-------- Provided data
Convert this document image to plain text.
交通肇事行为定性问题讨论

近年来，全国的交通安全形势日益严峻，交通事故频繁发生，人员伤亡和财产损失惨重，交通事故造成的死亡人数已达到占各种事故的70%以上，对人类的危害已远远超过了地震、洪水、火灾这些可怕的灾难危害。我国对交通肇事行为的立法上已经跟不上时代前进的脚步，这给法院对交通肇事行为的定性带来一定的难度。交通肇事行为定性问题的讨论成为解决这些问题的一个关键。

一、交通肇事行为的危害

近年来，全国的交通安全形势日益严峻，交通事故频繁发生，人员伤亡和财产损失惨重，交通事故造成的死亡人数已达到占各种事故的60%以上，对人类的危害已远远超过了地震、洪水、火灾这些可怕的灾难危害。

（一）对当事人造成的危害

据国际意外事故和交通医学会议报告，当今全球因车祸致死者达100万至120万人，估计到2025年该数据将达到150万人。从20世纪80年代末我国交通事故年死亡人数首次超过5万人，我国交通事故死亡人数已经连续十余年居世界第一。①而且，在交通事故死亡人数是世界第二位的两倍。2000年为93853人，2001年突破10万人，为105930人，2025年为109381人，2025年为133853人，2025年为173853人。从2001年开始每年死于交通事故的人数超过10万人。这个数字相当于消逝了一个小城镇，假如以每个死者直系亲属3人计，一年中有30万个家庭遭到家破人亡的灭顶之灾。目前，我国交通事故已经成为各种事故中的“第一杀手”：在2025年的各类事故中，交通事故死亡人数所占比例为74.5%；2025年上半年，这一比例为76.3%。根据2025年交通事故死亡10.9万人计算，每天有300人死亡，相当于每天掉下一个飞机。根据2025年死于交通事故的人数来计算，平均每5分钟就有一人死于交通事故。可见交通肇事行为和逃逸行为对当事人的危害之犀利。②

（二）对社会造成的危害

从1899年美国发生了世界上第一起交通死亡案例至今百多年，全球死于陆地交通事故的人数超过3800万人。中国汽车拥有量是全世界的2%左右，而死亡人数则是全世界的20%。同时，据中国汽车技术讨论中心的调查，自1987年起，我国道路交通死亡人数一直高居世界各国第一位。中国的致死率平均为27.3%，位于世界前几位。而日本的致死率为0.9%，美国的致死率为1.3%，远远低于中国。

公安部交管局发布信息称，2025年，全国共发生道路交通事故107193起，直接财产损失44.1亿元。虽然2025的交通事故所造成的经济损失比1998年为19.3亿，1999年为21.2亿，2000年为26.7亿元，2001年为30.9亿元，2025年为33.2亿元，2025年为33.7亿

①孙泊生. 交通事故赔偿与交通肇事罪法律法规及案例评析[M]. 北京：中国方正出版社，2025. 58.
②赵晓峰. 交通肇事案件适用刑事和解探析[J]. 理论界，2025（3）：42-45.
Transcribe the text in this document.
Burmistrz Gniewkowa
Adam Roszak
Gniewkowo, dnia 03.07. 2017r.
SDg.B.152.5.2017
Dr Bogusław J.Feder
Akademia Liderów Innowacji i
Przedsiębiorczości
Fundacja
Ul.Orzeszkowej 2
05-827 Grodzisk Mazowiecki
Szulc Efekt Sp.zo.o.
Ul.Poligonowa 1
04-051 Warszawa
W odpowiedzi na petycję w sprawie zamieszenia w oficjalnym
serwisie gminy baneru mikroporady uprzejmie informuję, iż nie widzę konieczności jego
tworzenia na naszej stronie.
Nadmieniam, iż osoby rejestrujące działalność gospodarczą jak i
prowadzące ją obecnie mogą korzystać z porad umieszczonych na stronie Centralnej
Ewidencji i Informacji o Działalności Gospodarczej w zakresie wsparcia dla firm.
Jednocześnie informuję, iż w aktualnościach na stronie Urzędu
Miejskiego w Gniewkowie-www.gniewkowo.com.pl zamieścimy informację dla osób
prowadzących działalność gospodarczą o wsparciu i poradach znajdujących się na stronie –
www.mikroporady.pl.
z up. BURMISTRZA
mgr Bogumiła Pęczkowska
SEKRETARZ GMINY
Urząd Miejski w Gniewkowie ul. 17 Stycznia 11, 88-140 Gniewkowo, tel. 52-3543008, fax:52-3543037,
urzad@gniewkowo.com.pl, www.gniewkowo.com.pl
----------------
**Given problem**
Give only the number of lines in the entries above that hold the string "text".

**Problem solution**
2